DATA RECORDS >>

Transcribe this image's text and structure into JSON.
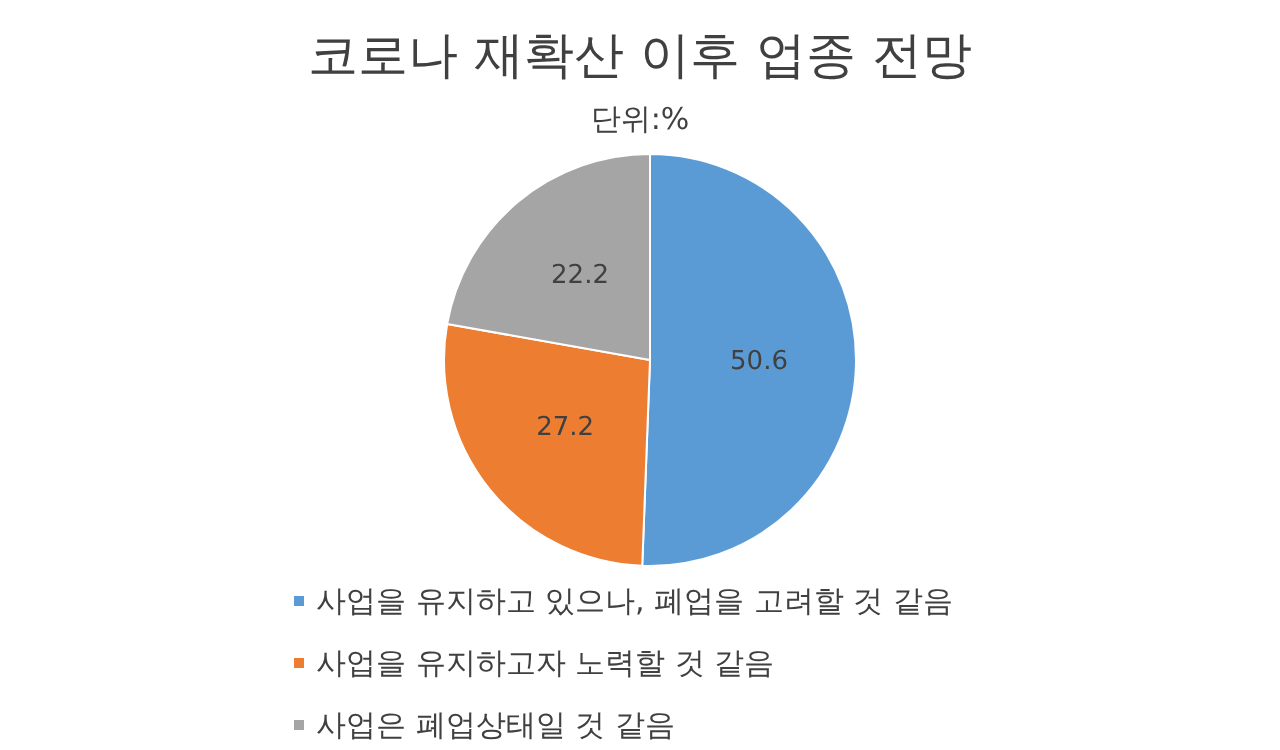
{
  "chart_data": {
    "type": "pie",
    "title": "코로나 재확산 이후 업종 전망",
    "subtitle": "단위:%",
    "categories": [
      "사업을 유지하고 있으나, 폐업을 고려할 것 같음",
      "사업을 유지하고자 노력할 것 같음",
      "사업은 폐업상태일 것 같음"
    ],
    "values": [
      50.6,
      27.2,
      22.2
    ],
    "colors": [
      "#5b9bd5",
      "#ed7d31",
      "#a5a5a5"
    ],
    "data_labels": true,
    "legend": "bottom"
  }
}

WORK TO DO >>
All records should be output exactly, with the pictures left out.

OUTPUT FOR THIS EXERCISE >>
Transcribe this image's text and structure into JSON.
{
  "chart_data": {
    "type": "pie",
    "title": "코로나 재확산 이후 업종 전망",
    "subtitle": "단위:%",
    "categories": [
      "사업을 유지하고 있으나, 폐업을 고려할 것 같음",
      "사업을 유지하고자 노력할 것 같음",
      "사업은 폐업상태일 것 같음"
    ],
    "values": [
      50.6,
      27.2,
      22.2
    ],
    "colors": [
      "#5b9bd5",
      "#ed7d31",
      "#a5a5a5"
    ],
    "data_labels": true,
    "legend": "bottom"
  }
}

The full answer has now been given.